WRITTEN TASK. Reproduce the listing exactly and skip over any pictures.

Items from a data source:
☆ ☆ ☆

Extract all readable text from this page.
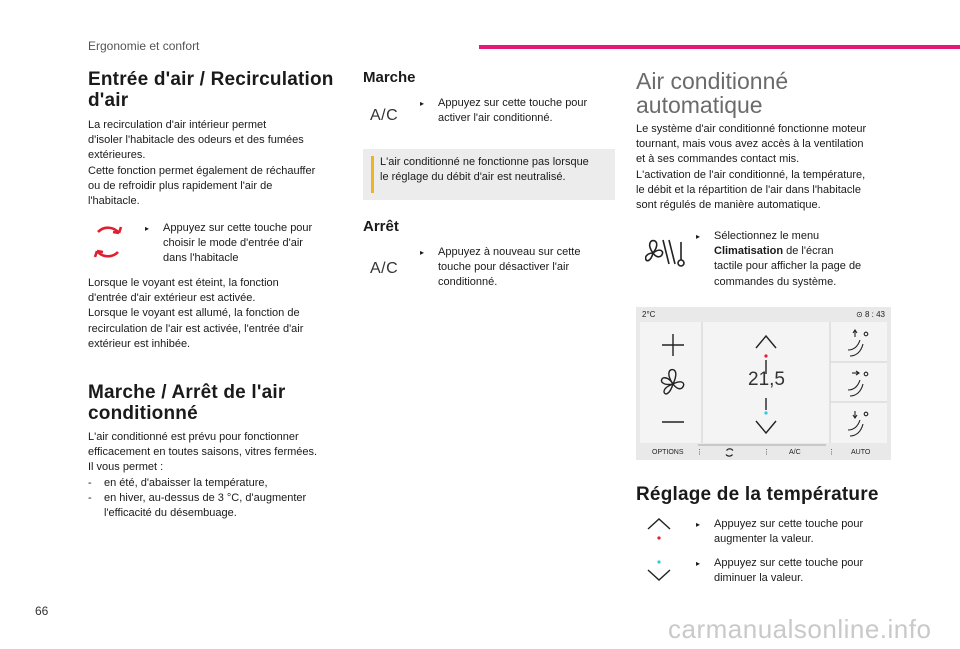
Ergonomie et confort
Entrée d'air / Recirculation d'air
La recirculation d'air intérieur permet
d'isoler l'habitacle des odeurs et des fumées
extérieures.
Cette fonction permet également de réchauffer
ou de refroidir plus rapidement l'air de
l'habitacle.
▸	Appuyez sur cette touche pour
choisir le mode d'entrée d'air
dans l'habitacle
Lorsque le voyant est éteint, la fonction
d'entrée d'air extérieur est activée.
Lorsque le voyant est allumé, la fonction de
recirculation de l'air est activée, l'entrée d'air
extérieur est inhibée.
Marche / Arrêt de l'air conditionné
L'air conditionné est prévu pour fonctionner
efficacement en toutes saisons, vitres fermées.
Il vous permet :
- en été, d'abaisser la température,
- en hiver, au-dessus de 3 °C, d'augmenter
l'efficacité du désembuage.
Marche
A/C
▸	Appuyez sur cette touche pour
activer l'air conditionné.
L'air conditionné ne fonctionne pas lorsque
le réglage du débit d'air est neutralisé.
Arrêt
A/C
▸	Appuyez à nouveau sur cette
touche pour désactiver l'air
conditionné.
Air conditionné automatique
Le système d'air conditionné fonctionne moteur
tournant, mais vous avez accès à la ventilation
et à ses commandes contact mis.
L'activation de l'air conditionné, la température,
le débit et la répartition de l'air dans l'habitacle
sont régulés de manière automatique.
▸	Sélectionnez le menu
Climatisation de l'écran
tactile pour afficher la page de
commandes du système.
2°C	⊙ 8 : 43
21,5
OPTIONS ⋮	⋮	A/C	⋮ AUTO
Réglage de la température
▸	Appuyez sur cette touche pour
augmenter la valeur.
▸	Appuyez sur cette touche pour
diminuer la valeur.
66
carmanualsonline.info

☆ ☆ ☆

REPLY TO THE EXERCISE.
Extract all readable text from this page.
Ergonomie et confort
Entrée d'air / Recirculation d'air
La recirculation d'air intérieur permet
d'isoler l'habitacle des odeurs et des fumées
extérieures.
Cette fonction permet également de réchauffer
ou de refroidir plus rapidement l'air de
l'habitacle.
▸	Appuyez sur cette touche pour
choisir le mode d'entrée d'air
dans l'habitacle
Lorsque le voyant est éteint, la fonction
d'entrée d'air extérieur est activée.
Lorsque le voyant est allumé, la fonction de
recirculation de l'air est activée, l'entrée d'air
extérieur est inhibée.
Marche / Arrêt de l'air conditionné
L'air conditionné est prévu pour fonctionner
efficacement en toutes saisons, vitres fermées.
Il vous permet :
- en été, d'abaisser la température,
- en hiver, au-dessus de 3 °C, d'augmenter
l'efficacité du désembuage.
Marche
A/C
▸	Appuyez sur cette touche pour
activer l'air conditionné.
L'air conditionné ne fonctionne pas lorsque
le réglage du débit d'air est neutralisé.
Arrêt
A/C
▸	Appuyez à nouveau sur cette
touche pour désactiver l'air
conditionné.
Air conditionné automatique
Le système d'air conditionné fonctionne moteur
tournant, mais vous avez accès à la ventilation
et à ses commandes contact mis.
L'activation de l'air conditionné, la température,
le débit et la répartition de l'air dans l'habitacle
sont régulés de manière automatique.
▸	Sélectionnez le menu
Climatisation de l'écran
tactile pour afficher la page de
commandes du système.
2°C	⊙ 8 : 43
21,5
OPTIONS ⋮	⋮	A/C	⋮ AUTO
Réglage de la température
▸	Appuyez sur cette touche pour
augmenter la valeur.
▸	Appuyez sur cette touche pour
diminuer la valeur.
66
carmanualsonline.info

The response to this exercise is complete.